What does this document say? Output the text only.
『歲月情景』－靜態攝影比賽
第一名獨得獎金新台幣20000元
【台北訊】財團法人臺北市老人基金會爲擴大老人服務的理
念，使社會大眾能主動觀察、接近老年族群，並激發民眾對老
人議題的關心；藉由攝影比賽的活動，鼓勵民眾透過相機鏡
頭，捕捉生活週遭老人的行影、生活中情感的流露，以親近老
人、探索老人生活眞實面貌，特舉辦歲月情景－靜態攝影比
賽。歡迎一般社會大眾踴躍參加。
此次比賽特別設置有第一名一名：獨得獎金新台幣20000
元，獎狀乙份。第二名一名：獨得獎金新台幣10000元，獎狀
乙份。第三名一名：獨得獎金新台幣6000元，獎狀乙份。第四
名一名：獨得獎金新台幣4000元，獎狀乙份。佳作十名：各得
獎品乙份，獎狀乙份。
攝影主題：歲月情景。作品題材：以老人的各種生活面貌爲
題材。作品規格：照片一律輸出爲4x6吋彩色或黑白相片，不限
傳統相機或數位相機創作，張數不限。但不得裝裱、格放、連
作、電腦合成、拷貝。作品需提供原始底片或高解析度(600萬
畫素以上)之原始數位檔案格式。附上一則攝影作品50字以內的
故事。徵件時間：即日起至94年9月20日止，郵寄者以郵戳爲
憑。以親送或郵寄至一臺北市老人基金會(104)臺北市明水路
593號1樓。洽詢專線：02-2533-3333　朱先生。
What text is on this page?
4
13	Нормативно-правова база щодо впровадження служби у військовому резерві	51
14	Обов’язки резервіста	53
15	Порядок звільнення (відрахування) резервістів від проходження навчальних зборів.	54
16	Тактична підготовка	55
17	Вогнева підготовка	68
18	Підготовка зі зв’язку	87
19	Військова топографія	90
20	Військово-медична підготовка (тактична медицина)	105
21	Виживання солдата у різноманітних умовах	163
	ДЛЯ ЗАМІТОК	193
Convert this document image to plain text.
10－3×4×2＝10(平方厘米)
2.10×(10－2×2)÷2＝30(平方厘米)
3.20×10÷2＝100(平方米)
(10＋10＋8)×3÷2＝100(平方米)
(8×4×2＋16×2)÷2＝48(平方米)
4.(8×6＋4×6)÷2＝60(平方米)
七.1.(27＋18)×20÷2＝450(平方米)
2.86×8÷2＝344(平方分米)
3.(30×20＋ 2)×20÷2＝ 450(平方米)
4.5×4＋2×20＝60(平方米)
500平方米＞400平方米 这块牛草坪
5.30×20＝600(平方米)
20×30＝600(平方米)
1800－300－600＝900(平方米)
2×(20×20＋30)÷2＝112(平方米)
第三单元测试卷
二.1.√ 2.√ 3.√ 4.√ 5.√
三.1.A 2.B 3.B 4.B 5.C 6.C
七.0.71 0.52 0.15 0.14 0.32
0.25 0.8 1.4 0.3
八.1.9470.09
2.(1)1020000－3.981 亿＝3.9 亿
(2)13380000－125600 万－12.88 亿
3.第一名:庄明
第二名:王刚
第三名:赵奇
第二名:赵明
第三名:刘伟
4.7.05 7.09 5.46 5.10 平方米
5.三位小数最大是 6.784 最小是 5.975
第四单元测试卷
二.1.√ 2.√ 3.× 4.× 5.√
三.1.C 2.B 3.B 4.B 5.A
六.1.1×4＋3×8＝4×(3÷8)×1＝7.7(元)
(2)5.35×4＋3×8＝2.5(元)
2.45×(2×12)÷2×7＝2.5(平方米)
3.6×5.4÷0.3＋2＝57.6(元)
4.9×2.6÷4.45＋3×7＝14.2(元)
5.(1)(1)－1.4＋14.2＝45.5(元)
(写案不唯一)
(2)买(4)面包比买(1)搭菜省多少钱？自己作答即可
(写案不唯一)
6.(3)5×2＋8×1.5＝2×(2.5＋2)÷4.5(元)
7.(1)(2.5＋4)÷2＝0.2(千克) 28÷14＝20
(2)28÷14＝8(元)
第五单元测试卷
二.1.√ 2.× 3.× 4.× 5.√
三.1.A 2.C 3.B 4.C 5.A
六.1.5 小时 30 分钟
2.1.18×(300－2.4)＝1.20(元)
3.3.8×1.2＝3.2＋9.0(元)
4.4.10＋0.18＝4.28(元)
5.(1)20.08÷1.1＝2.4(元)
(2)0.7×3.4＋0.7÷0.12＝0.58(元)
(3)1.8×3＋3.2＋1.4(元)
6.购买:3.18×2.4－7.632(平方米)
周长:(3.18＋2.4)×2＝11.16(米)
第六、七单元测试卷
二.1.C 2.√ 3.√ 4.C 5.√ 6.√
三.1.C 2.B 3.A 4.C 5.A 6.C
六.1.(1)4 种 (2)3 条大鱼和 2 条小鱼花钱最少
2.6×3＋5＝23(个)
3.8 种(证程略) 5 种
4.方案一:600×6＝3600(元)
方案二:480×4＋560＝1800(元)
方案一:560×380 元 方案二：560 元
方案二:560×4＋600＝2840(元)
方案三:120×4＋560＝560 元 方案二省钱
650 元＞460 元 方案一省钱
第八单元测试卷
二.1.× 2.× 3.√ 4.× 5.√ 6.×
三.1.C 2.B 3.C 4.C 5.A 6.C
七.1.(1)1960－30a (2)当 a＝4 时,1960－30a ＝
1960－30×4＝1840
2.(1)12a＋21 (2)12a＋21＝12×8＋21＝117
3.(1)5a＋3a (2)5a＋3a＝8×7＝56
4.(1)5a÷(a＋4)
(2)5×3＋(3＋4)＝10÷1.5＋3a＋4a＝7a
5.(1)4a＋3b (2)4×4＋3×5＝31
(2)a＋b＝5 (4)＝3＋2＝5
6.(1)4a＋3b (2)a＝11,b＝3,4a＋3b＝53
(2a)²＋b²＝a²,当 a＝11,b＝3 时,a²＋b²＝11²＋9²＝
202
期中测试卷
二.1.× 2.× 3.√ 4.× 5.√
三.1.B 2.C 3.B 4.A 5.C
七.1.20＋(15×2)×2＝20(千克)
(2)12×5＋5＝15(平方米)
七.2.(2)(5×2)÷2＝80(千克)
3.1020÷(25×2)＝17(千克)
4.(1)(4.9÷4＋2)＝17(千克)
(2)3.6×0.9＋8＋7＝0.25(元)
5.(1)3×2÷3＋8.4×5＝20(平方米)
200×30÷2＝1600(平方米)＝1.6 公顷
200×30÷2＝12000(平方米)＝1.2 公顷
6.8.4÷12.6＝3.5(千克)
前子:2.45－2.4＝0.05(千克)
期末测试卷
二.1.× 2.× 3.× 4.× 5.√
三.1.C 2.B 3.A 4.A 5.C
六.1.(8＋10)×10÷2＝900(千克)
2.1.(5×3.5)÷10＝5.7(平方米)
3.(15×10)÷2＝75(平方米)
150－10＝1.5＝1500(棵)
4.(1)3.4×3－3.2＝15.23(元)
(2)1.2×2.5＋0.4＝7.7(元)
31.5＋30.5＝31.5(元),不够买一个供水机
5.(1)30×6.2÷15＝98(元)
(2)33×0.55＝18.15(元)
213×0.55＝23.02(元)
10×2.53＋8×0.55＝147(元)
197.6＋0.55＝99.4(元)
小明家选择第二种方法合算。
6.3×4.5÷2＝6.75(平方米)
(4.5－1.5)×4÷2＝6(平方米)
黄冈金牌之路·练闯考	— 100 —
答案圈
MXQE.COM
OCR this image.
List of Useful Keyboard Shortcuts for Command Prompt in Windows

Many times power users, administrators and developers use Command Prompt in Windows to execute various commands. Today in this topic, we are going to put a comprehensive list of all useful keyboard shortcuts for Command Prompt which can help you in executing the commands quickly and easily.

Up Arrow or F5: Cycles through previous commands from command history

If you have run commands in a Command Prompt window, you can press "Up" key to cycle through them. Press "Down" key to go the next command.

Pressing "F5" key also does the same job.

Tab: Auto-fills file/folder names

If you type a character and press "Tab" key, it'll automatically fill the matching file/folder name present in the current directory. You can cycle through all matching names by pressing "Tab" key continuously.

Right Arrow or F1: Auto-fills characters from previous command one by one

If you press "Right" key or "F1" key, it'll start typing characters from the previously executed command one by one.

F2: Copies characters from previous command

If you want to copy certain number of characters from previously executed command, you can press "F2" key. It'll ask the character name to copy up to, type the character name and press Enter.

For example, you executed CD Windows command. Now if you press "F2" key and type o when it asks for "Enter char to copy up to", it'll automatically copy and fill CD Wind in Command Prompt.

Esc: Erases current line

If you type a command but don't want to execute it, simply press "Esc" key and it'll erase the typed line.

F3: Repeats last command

• Directive
Reproduce each line holding the word "What".

• Result below
What does this document say? Output the text only.
What text is on this page?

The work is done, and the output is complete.